*Dataset records*.

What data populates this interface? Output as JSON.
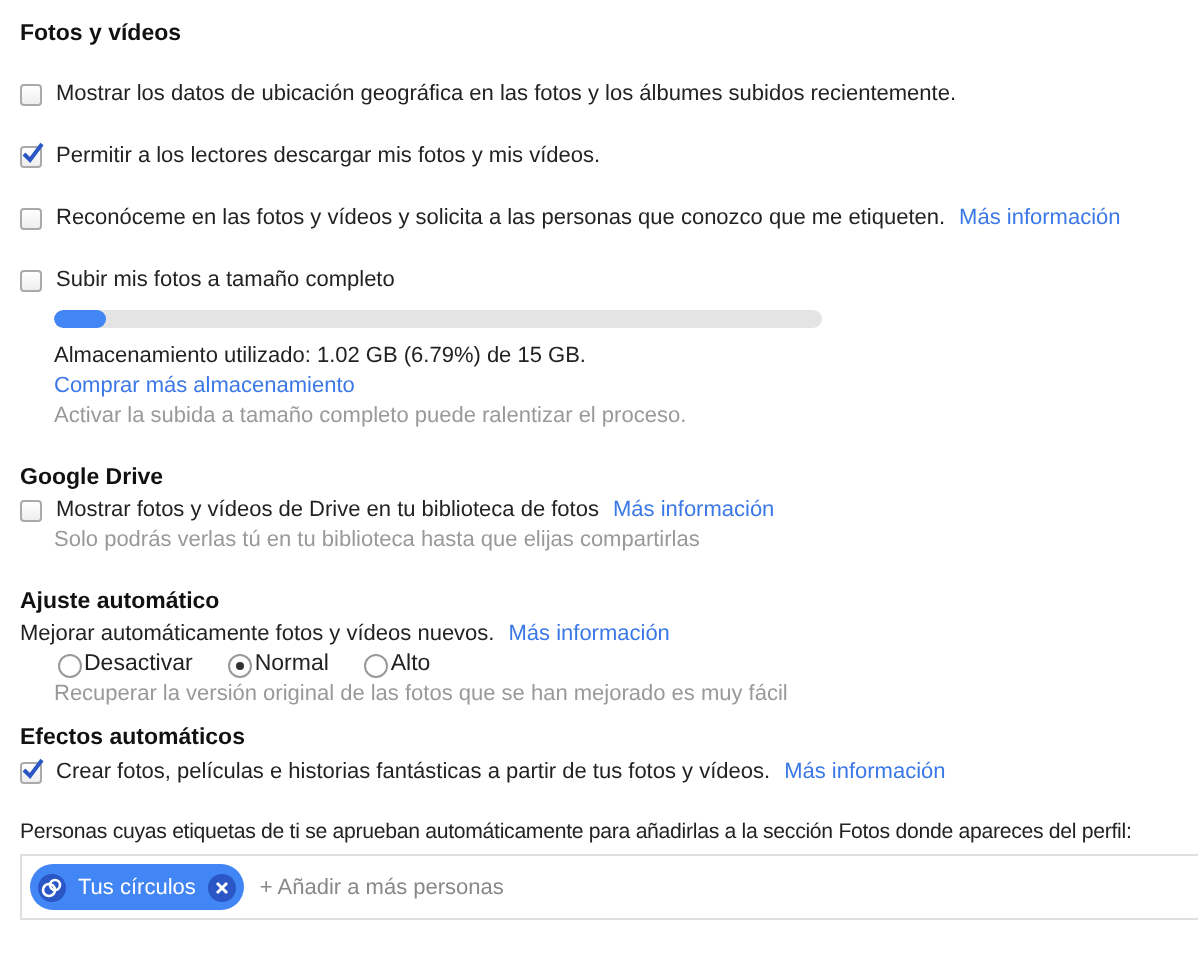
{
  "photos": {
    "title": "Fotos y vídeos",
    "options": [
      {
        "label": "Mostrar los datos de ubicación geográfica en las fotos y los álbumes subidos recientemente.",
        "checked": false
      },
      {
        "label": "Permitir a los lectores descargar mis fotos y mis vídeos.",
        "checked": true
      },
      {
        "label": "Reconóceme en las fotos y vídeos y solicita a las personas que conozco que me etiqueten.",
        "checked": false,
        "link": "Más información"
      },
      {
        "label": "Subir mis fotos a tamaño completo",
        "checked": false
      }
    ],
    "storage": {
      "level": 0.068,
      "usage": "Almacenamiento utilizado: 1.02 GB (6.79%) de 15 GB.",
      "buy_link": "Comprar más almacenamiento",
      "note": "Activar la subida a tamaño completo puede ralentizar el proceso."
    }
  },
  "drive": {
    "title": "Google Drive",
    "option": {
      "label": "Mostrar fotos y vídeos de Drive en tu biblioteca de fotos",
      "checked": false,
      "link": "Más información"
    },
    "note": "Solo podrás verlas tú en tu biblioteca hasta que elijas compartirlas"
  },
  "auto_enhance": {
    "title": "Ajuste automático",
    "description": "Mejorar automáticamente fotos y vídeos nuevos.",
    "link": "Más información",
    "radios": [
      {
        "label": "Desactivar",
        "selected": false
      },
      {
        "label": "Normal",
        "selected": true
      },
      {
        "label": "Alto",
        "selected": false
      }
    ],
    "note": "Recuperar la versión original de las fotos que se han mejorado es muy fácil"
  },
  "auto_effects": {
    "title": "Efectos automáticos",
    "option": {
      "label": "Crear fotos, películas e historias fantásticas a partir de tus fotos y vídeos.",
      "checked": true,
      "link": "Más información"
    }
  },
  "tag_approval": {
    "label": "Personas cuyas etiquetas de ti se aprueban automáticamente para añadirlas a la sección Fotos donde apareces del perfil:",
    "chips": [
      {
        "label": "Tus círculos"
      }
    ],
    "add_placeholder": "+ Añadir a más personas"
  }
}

* * *

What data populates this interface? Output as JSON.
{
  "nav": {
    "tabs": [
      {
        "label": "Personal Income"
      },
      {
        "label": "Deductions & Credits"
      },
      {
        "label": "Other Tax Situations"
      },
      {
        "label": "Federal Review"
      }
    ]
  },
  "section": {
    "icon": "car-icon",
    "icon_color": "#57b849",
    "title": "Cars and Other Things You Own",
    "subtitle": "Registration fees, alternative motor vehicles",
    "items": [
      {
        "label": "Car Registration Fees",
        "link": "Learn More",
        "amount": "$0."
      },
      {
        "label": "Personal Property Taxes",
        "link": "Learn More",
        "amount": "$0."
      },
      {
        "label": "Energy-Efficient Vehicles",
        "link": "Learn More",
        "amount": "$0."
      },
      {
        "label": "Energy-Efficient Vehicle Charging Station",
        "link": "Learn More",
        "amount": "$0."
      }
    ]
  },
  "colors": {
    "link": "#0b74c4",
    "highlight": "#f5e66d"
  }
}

*Required work*. Search the lines for "Mostrar". Copy each line that has it.

*Solution*.
        "label": "Mostrar los datos de ubicación geográfica en las fotos y los álbumes subidos recientemente.",
      "label": "Mostrar fotos y vídeos de Drive en tu biblioteca de fotos",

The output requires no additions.